- [INSTRUCTIONS TO FOLLOW]: Your task is to output the data exactly as it stands.

+++ INPUT

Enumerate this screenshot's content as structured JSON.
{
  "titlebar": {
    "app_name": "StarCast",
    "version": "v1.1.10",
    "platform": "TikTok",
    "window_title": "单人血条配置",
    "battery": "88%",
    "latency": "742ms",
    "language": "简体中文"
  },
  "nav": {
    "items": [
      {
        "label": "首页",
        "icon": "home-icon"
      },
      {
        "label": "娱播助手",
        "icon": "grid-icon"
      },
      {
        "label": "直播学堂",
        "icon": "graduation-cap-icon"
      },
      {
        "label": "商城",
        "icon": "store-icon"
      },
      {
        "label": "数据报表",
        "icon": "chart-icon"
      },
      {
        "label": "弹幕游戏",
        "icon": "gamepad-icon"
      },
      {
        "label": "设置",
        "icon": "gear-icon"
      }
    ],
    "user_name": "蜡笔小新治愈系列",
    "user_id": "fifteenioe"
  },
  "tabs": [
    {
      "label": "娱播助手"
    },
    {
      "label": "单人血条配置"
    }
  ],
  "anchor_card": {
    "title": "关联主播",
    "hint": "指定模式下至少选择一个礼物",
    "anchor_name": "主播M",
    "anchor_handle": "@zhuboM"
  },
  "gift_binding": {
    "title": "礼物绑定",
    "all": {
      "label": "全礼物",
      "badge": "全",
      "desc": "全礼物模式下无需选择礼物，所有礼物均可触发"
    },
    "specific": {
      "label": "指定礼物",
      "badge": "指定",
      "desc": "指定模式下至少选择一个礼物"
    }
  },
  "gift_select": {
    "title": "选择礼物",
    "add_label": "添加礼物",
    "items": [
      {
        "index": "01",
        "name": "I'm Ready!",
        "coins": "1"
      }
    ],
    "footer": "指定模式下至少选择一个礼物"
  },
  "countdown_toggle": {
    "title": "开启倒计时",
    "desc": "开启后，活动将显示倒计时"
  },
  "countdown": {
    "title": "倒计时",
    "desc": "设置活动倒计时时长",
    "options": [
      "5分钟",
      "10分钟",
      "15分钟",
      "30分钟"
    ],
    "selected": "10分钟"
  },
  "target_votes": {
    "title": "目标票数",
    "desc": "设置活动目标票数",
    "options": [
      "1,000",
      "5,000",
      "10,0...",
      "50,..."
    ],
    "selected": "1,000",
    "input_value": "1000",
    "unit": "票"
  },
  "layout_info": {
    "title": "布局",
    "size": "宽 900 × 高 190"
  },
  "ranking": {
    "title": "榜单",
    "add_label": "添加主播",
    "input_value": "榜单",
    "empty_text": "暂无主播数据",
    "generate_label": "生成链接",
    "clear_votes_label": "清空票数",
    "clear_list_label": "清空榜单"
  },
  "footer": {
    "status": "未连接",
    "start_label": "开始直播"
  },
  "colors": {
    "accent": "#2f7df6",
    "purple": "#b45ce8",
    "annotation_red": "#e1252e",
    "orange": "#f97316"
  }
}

++++++

- [EXPECTED ANSWER]:
Enumerate this screenshot's content as structured JSON.
{
  "titlebar": {
    "app_name": "StarCast",
    "version": "v1.1.10",
    "platform": "TikTok",
    "window_title": "单人血条配置",
    "battery": "88%",
    "latency": "742ms",
    "language": "简体中文"
  },
  "nav": {
    "items": [
      {
        "label": "首页",
        "icon": "home-icon"
      },
      {
        "label": "娱播助手",
        "icon": "grid-icon"
      },
      {
        "label": "直播学堂",
        "icon": "graduation-cap-icon"
      },
      {
        "label": "商城",
        "icon": "store-icon"
      },
      {
        "label": "数据报表",
        "icon": "chart-icon"
      },
      {
        "label": "弹幕游戏",
        "icon": "gamepad-icon"
      },
      {
        "label": "设置",
        "icon": "gear-icon"
      }
    ],
    "user_name": "蜡笔小新治愈系列",
    "user_id": "fifteenioe"
  },
  "tabs": [
    {
      "label": "娱播助手"
    },
    {
      "label": "单人血条配置"
    }
  ],
  "anchor_card": {
    "title": "关联主播",
    "hint": "指定模式下至少选择一个礼物",
    "anchor_name": "主播M",
    "anchor_handle": "@zhuboM"
  },
  "gift_binding": {
    "title": "礼物绑定",
    "all": {
      "label": "全礼物",
      "badge": "全",
      "desc": "全礼物模式下无需选择礼物，所有礼物均可触发"
    },
    "specific": {
      "label": "指定礼物",
      "badge": "指定",
      "desc": "指定模式下至少选择一个礼物"
    }
  },
  "gift_select": {
    "title": "选择礼物",
    "add_label": "添加礼物",
    "items": [
      {
        "index": "01",
        "name": "I'm Ready!",
        "coins": "1"
      }
    ],
    "footer": "指定模式下至少选择一个礼物"
  },
  "countdown_toggle": {
    "title": "开启倒计时",
    "desc": "开启后，活动将显示倒计时"
  },
  "countdown": {
    "title": "倒计时",
    "desc": "设置活动倒计时时长",
    "options": [
      "5分钟",
      "10分钟",
      "15分钟",
      "30分钟"
    ],
    "selected": "10分钟"
  },
  "target_votes": {
    "title": "目标票数",
    "desc": "设置活动目标票数",
    "options": [
      "1,000",
      "5,000",
      "10,0...",
      "50,..."
    ],
    "selected": "1,000",
    "input_value": "1000",
    "unit": "票"
  },
  "layout_info": {
    "title": "布局",
    "size": "宽 900 × 高 190"
  },
  "ranking": {
    "title": "榜单",
    "add_label": "添加主播",
    "input_value": "榜单",
    "empty_text": "暂无主播数据",
    "generate_label": "生成链接",
    "clear_votes_label": "清空票数",
    "clear_list_label": "清空榜单"
  },
  "footer": {
    "status": "未连接",
    "start_label": "开始直播"
  },
  "colors": {
    "accent": "#2f7df6",
    "purple": "#b45ce8",
    "annotation_red": "#e1252e",
    "orange": "#f97316"
  }
}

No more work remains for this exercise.